Count every line where "xlabel" occurs. Give the total alone.

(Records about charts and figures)
• • •

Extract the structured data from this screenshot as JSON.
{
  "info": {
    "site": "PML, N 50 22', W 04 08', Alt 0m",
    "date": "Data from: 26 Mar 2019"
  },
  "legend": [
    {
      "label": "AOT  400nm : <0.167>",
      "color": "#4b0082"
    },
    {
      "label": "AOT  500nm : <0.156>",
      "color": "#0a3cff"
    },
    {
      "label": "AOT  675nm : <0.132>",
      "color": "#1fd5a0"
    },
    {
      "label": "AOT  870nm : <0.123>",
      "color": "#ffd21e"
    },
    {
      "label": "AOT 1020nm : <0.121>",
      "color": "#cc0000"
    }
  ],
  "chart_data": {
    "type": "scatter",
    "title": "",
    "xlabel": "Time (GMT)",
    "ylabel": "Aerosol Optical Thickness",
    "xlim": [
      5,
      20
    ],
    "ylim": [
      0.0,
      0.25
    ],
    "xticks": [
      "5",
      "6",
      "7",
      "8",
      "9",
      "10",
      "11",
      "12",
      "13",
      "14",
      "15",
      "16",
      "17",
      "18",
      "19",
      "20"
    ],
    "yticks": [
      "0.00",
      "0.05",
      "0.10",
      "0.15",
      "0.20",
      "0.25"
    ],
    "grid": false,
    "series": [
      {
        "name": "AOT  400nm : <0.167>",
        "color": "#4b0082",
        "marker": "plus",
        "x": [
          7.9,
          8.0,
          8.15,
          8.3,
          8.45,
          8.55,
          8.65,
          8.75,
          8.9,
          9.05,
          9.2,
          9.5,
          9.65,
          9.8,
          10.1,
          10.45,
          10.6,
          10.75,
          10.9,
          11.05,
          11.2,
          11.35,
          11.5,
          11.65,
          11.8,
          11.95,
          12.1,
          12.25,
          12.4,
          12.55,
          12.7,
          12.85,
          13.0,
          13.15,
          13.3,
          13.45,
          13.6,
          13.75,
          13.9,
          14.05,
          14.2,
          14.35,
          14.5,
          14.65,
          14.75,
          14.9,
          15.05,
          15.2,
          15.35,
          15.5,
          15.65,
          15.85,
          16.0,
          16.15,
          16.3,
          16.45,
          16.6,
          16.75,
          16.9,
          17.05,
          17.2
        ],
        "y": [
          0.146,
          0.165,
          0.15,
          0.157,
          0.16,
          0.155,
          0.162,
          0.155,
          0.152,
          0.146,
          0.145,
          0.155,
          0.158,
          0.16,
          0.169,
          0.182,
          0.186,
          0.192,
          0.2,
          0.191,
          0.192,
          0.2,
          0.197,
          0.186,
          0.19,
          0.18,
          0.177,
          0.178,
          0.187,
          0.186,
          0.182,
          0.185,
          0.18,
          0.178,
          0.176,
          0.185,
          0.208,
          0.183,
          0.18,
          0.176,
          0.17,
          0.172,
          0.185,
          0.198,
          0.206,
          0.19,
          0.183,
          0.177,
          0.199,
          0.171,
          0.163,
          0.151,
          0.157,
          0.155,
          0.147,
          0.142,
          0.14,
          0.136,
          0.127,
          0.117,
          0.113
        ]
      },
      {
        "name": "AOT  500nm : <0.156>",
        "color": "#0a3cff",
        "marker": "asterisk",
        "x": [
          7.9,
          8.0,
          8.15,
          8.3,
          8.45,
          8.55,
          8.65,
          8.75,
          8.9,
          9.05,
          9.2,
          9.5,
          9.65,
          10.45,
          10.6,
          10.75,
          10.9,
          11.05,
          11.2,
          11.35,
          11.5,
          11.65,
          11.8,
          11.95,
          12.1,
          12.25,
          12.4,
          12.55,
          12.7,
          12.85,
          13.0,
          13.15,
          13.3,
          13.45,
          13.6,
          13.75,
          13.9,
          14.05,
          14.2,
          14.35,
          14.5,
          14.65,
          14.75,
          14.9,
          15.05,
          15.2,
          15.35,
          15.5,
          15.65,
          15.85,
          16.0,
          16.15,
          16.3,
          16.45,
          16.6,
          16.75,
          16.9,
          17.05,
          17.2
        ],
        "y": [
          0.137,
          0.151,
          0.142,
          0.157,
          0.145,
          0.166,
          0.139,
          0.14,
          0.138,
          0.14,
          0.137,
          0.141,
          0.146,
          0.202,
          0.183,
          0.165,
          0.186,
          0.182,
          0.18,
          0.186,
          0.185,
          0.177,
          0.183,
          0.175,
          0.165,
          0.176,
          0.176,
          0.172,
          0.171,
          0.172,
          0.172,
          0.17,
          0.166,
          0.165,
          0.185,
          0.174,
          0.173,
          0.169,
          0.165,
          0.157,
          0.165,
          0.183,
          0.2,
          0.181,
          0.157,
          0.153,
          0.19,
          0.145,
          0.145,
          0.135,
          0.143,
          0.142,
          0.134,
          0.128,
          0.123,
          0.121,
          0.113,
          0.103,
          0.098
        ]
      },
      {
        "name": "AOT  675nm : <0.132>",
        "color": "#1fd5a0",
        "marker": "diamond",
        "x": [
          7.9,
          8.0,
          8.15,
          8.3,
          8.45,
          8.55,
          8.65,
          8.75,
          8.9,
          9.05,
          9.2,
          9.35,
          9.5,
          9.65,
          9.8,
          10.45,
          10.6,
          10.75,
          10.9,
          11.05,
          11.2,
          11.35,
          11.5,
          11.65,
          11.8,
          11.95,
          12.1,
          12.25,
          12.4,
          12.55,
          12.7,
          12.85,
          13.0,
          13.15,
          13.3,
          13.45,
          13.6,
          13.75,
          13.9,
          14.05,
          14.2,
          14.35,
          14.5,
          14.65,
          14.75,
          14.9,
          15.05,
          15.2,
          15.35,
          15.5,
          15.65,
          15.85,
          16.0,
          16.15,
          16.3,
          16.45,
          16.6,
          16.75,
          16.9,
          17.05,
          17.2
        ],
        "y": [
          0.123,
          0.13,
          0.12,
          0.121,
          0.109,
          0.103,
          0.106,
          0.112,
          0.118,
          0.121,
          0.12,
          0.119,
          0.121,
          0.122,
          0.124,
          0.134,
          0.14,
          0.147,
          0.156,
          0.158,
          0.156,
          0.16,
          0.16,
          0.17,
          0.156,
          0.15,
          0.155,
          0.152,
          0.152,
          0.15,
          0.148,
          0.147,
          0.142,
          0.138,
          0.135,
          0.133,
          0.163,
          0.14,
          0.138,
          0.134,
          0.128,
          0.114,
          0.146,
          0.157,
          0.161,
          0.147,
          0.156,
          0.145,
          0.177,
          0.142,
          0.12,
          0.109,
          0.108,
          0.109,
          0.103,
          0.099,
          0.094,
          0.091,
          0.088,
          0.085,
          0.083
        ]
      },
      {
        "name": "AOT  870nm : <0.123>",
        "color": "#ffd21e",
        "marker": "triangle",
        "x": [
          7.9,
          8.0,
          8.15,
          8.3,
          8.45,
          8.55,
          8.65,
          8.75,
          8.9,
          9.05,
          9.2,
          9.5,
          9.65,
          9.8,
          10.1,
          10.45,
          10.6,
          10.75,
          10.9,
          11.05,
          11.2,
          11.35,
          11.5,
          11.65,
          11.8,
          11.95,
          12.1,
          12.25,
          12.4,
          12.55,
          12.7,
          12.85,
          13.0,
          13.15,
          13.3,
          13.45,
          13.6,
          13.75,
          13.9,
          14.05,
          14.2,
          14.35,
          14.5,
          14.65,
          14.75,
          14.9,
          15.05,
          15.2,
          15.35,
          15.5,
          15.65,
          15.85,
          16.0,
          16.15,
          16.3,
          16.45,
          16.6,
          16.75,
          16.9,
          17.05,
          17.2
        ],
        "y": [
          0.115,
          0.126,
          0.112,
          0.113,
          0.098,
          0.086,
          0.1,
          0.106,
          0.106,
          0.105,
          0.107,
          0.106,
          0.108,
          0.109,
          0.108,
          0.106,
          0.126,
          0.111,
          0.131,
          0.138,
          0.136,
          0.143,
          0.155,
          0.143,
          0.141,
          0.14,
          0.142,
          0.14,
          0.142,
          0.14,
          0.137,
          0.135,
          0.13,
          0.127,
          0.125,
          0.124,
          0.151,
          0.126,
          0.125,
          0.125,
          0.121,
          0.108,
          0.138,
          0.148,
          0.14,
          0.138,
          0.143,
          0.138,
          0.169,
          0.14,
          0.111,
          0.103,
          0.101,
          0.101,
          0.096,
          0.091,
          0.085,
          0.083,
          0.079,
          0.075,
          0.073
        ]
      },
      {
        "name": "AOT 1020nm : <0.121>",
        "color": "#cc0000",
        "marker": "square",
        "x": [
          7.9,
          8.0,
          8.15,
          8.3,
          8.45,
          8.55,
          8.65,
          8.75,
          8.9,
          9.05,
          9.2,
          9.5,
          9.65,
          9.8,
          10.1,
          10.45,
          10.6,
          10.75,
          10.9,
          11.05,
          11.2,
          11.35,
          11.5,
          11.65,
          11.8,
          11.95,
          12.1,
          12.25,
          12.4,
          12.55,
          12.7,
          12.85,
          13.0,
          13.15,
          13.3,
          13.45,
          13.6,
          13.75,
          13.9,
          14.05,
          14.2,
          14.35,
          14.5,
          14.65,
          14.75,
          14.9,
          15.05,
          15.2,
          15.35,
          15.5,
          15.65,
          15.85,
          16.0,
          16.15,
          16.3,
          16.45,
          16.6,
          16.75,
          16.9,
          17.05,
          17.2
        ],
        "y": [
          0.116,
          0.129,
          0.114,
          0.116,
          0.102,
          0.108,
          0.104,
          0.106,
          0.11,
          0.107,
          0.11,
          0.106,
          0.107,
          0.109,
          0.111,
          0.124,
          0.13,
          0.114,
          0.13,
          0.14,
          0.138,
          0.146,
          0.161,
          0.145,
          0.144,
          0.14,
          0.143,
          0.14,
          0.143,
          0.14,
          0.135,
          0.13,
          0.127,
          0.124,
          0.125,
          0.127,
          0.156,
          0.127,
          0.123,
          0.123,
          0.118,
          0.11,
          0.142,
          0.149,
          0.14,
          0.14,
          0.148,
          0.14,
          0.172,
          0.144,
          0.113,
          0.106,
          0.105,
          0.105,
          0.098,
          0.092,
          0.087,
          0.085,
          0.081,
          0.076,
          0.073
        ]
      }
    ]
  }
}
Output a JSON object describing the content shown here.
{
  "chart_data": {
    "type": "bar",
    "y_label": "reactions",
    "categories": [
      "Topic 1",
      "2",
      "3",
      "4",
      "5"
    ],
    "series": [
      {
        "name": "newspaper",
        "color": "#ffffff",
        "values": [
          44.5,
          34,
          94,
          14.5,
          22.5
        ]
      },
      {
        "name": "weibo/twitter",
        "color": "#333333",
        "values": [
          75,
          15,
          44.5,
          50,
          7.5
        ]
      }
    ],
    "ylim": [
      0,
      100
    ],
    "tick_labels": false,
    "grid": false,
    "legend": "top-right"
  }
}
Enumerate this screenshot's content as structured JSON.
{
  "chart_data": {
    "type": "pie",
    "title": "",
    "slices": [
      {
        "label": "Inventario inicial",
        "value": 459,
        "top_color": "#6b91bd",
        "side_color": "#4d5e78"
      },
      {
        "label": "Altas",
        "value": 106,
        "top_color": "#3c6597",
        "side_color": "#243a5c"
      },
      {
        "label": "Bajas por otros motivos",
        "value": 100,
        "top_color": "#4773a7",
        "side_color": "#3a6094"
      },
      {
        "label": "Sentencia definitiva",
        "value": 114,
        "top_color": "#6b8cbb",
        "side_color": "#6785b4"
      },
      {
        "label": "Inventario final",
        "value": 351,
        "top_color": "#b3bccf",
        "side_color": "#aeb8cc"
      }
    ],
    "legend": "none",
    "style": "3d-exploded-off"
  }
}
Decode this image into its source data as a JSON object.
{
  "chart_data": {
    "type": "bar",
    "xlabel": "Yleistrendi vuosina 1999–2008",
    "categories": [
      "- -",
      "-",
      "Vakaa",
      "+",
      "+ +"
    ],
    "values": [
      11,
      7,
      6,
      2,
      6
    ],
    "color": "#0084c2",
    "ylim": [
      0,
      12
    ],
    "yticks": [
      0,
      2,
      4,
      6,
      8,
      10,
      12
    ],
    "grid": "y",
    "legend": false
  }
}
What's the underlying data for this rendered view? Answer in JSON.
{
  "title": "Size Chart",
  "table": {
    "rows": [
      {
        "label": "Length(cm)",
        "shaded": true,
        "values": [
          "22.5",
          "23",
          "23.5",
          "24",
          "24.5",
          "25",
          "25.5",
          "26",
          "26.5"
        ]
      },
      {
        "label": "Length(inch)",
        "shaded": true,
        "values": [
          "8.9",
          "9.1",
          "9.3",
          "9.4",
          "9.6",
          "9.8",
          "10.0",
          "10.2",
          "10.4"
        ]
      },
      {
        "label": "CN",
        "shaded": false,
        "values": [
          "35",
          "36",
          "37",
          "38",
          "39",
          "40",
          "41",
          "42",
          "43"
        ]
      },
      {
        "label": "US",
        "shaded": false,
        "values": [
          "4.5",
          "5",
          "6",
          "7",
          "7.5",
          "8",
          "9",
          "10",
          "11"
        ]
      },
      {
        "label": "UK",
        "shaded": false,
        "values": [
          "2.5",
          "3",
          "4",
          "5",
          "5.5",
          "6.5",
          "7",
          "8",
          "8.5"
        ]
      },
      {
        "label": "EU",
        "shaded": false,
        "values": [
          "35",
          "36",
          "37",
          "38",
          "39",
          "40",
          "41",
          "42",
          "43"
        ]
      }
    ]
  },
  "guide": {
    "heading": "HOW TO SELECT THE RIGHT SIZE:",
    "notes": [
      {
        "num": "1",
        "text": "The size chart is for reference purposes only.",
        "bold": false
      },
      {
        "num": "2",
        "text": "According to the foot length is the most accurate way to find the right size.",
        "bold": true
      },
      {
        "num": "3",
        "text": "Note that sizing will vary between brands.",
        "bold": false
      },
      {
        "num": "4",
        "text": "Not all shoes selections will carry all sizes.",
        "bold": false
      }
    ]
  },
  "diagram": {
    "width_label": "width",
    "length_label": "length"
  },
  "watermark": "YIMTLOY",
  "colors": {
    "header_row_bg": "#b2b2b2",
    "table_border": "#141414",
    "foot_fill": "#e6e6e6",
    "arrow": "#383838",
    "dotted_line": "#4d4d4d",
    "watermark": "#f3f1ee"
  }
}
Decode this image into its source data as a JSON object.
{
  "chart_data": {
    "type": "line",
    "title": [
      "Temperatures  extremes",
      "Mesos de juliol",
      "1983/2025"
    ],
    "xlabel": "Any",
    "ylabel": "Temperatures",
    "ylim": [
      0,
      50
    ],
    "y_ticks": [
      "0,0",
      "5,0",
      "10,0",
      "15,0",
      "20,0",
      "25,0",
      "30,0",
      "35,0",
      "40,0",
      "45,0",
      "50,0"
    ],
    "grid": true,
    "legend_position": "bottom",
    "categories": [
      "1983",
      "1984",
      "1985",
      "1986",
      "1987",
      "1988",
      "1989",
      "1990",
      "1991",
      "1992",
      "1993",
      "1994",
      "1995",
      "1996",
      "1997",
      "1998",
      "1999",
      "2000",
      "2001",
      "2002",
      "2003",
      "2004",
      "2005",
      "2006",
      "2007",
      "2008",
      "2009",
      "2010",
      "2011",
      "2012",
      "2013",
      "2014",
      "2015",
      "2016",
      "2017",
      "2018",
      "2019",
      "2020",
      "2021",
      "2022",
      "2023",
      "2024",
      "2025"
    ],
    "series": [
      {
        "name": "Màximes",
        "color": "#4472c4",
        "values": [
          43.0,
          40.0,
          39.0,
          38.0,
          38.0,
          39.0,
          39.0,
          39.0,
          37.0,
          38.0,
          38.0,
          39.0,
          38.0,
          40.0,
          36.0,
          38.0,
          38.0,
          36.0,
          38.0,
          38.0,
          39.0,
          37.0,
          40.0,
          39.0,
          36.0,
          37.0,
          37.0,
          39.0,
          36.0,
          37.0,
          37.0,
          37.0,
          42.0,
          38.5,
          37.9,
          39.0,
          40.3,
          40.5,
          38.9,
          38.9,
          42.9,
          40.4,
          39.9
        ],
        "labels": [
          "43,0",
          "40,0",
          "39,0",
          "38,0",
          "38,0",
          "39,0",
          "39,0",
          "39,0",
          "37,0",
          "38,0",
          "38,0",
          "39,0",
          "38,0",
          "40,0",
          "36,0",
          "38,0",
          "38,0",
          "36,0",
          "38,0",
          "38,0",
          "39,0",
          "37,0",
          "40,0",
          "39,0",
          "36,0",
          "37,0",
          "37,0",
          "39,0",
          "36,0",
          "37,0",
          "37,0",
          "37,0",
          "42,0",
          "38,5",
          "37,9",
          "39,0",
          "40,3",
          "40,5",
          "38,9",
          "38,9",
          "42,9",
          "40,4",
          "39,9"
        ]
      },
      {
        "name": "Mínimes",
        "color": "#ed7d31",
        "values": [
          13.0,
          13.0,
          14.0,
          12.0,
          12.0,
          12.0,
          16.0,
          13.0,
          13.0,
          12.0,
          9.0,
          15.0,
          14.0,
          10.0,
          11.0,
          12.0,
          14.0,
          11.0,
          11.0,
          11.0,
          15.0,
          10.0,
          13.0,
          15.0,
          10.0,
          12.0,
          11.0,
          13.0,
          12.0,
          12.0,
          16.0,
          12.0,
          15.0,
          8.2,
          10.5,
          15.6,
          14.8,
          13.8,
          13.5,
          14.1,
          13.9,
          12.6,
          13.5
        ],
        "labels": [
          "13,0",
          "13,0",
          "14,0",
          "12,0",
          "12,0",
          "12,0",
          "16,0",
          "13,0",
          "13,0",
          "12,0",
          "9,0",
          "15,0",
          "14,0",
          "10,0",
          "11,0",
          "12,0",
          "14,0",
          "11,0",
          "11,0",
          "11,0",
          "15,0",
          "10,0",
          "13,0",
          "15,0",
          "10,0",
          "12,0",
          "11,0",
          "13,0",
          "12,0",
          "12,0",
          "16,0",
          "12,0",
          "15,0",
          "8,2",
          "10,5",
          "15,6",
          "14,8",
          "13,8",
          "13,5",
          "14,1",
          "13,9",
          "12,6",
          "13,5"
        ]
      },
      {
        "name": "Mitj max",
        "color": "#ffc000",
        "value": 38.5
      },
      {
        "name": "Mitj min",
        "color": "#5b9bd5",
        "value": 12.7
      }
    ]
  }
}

• • •

→ Task output: 3